> _INSTRUCTIONS FOR THE TASK_: Every line below should be copied exactly; drop the pictures.

> _TASK MATERIAL_:
* begin *

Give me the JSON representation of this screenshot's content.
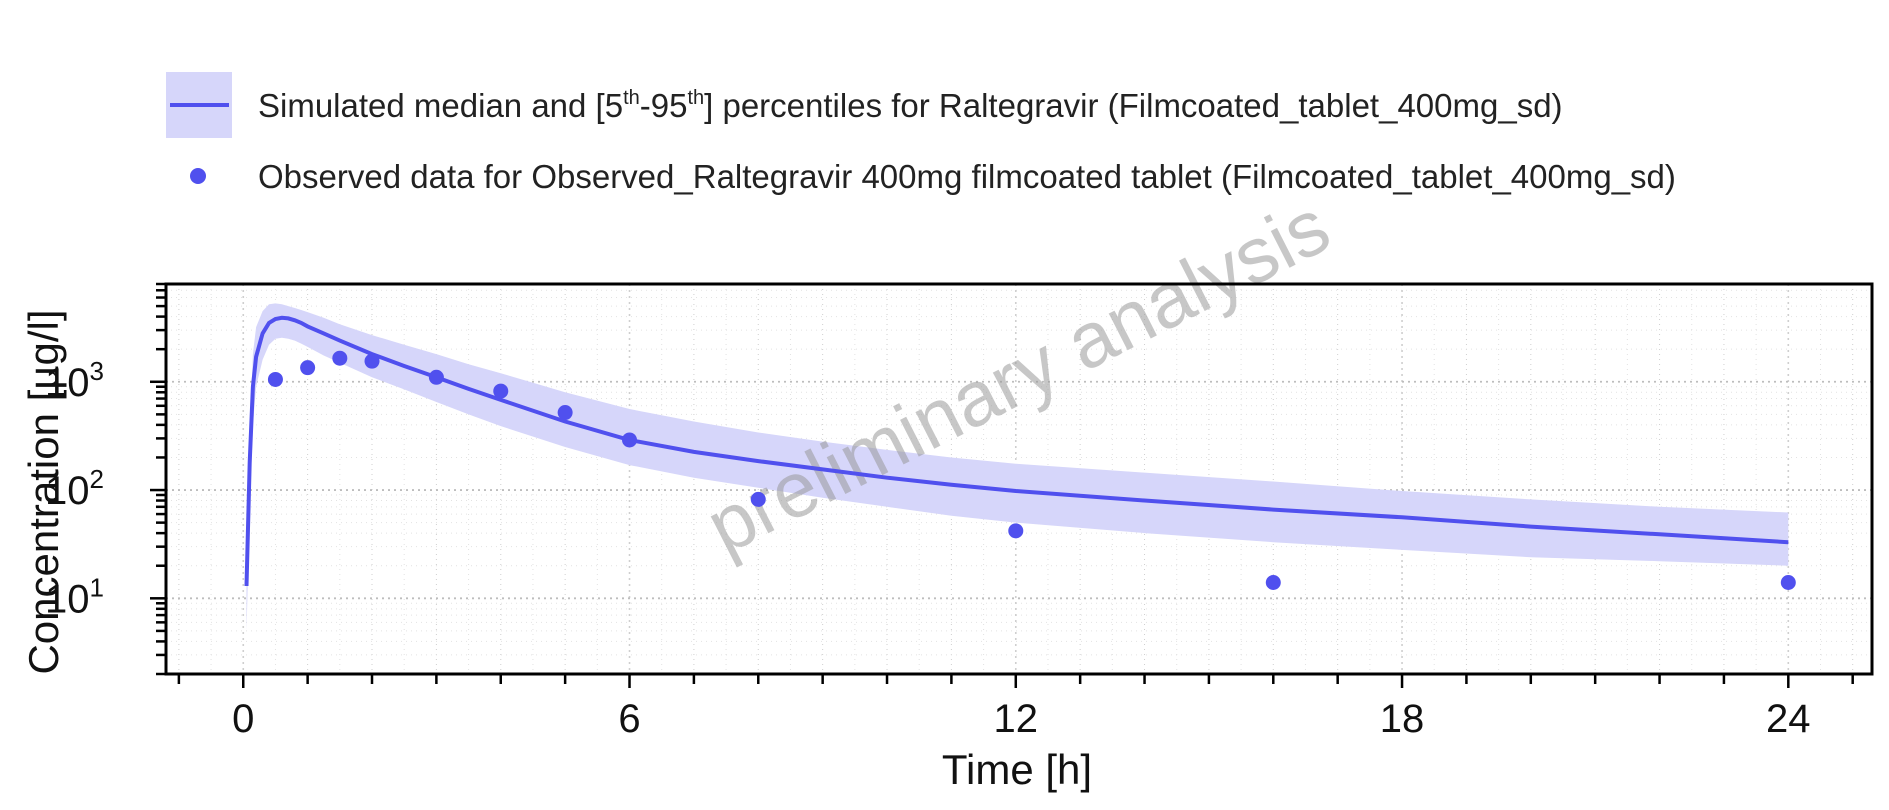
{
  "legend": {
    "simulated_prefix": "Simulated median and [5",
    "sup1": "th",
    "mid": "-95",
    "sup2": "th",
    "simulated_suffix": "] percentiles for Raltegravir (Filmcoated_tablet_400mg_sd)",
    "observed": "Observed data for Observed_Raltegravir 400mg filmcoated tablet (Filmcoated_tablet_400mg_sd)"
  },
  "watermark": "preliminary analysis",
  "colors": {
    "series": "#5050EE",
    "band": "#D6D6FA",
    "grid": "#C8C8C8",
    "axis": "#000000"
  },
  "chart_data": {
    "type": "line",
    "xlabel": "Time [h]",
    "ylabel": "Concentration [µg/l]",
    "xlim": [
      -1.2,
      25.3
    ],
    "ylim": [
      2,
      8000
    ],
    "y_scale": "log",
    "grid": true,
    "legend_position": "top",
    "x_ticks": [
      0,
      6,
      12,
      18,
      24
    ],
    "y_ticks": [
      {
        "value": 10,
        "base": "10",
        "exp": "1"
      },
      {
        "value": 100,
        "base": "10",
        "exp": "2"
      },
      {
        "value": 1000,
        "base": "10",
        "exp": "3"
      }
    ],
    "series": [
      {
        "kind": "median_with_band",
        "x": [
          0.05,
          0.1,
          0.15,
          0.2,
          0.3,
          0.4,
          0.5,
          0.6,
          0.7,
          0.8,
          0.9,
          1.0,
          1.25,
          1.5,
          2.0,
          2.5,
          3.0,
          3.5,
          4.0,
          5.0,
          6.0,
          7.0,
          8.0,
          9.0,
          10.0,
          11.0,
          12.0,
          14.0,
          16.0,
          18.0,
          20.0,
          22.0,
          24.0
        ],
        "median": [
          13,
          180,
          900,
          1700,
          2800,
          3500,
          3800,
          3900,
          3850,
          3700,
          3500,
          3250,
          2800,
          2400,
          1800,
          1400,
          1100,
          860,
          680,
          430,
          290,
          225,
          185,
          155,
          130,
          112,
          98,
          80,
          66,
          56,
          46,
          39,
          33
        ],
        "p5": [
          5,
          60,
          400,
          900,
          1600,
          2200,
          2500,
          2550,
          2500,
          2400,
          2250,
          2100,
          1750,
          1500,
          1100,
          850,
          650,
          500,
          390,
          250,
          170,
          130,
          105,
          85,
          70,
          58,
          50,
          40,
          33,
          28,
          24,
          22,
          20
        ],
        "p95": [
          30,
          350,
          1800,
          3200,
          4500,
          5200,
          5300,
          5200,
          5000,
          4800,
          4600,
          4400,
          3900,
          3400,
          2700,
          2200,
          1800,
          1450,
          1200,
          800,
          560,
          430,
          340,
          280,
          235,
          200,
          175,
          145,
          120,
          98,
          82,
          70,
          62
        ]
      },
      {
        "kind": "observed",
        "x": [
          0.5,
          1.0,
          1.5,
          2.0,
          3.0,
          4.0,
          5.0,
          6.0,
          8.0,
          12.0,
          16.0,
          24.0
        ],
        "y": [
          1050,
          1350,
          1650,
          1550,
          1100,
          820,
          520,
          290,
          82,
          42,
          14,
          14
        ]
      }
    ]
  }
}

* end *

> _SOLUTION_:
Give me the JSON representation of this screenshot's content.
{
  "legend": {
    "simulated_prefix": "Simulated median and [5",
    "sup1": "th",
    "mid": "-95",
    "sup2": "th",
    "simulated_suffix": "] percentiles for Raltegravir (Filmcoated_tablet_400mg_sd)",
    "observed": "Observed data for Observed_Raltegravir 400mg filmcoated tablet (Filmcoated_tablet_400mg_sd)"
  },
  "watermark": "preliminary analysis",
  "colors": {
    "series": "#5050EE",
    "band": "#D6D6FA",
    "grid": "#C8C8C8",
    "axis": "#000000"
  },
  "chart_data": {
    "type": "line",
    "xlabel": "Time [h]",
    "ylabel": "Concentration [µg/l]",
    "xlim": [
      -1.2,
      25.3
    ],
    "ylim": [
      2,
      8000
    ],
    "y_scale": "log",
    "grid": true,
    "legend_position": "top",
    "x_ticks": [
      0,
      6,
      12,
      18,
      24
    ],
    "y_ticks": [
      {
        "value": 10,
        "base": "10",
        "exp": "1"
      },
      {
        "value": 100,
        "base": "10",
        "exp": "2"
      },
      {
        "value": 1000,
        "base": "10",
        "exp": "3"
      }
    ],
    "series": [
      {
        "kind": "median_with_band",
        "x": [
          0.05,
          0.1,
          0.15,
          0.2,
          0.3,
          0.4,
          0.5,
          0.6,
          0.7,
          0.8,
          0.9,
          1.0,
          1.25,
          1.5,
          2.0,
          2.5,
          3.0,
          3.5,
          4.0,
          5.0,
          6.0,
          7.0,
          8.0,
          9.0,
          10.0,
          11.0,
          12.0,
          14.0,
          16.0,
          18.0,
          20.0,
          22.0,
          24.0
        ],
        "median": [
          13,
          180,
          900,
          1700,
          2800,
          3500,
          3800,
          3900,
          3850,
          3700,
          3500,
          3250,
          2800,
          2400,
          1800,
          1400,
          1100,
          860,
          680,
          430,
          290,
          225,
          185,
          155,
          130,
          112,
          98,
          80,
          66,
          56,
          46,
          39,
          33
        ],
        "p5": [
          5,
          60,
          400,
          900,
          1600,
          2200,
          2500,
          2550,
          2500,
          2400,
          2250,
          2100,
          1750,
          1500,
          1100,
          850,
          650,
          500,
          390,
          250,
          170,
          130,
          105,
          85,
          70,
          58,
          50,
          40,
          33,
          28,
          24,
          22,
          20
        ],
        "p95": [
          30,
          350,
          1800,
          3200,
          4500,
          5200,
          5300,
          5200,
          5000,
          4800,
          4600,
          4400,
          3900,
          3400,
          2700,
          2200,
          1800,
          1450,
          1200,
          800,
          560,
          430,
          340,
          280,
          235,
          200,
          175,
          145,
          120,
          98,
          82,
          70,
          62
        ]
      },
      {
        "kind": "observed",
        "x": [
          0.5,
          1.0,
          1.5,
          2.0,
          3.0,
          4.0,
          5.0,
          6.0,
          8.0,
          12.0,
          16.0,
          24.0
        ],
        "y": [
          1050,
          1350,
          1650,
          1550,
          1100,
          820,
          520,
          290,
          82,
          42,
          14,
          14
        ]
      }
    ]
  }
}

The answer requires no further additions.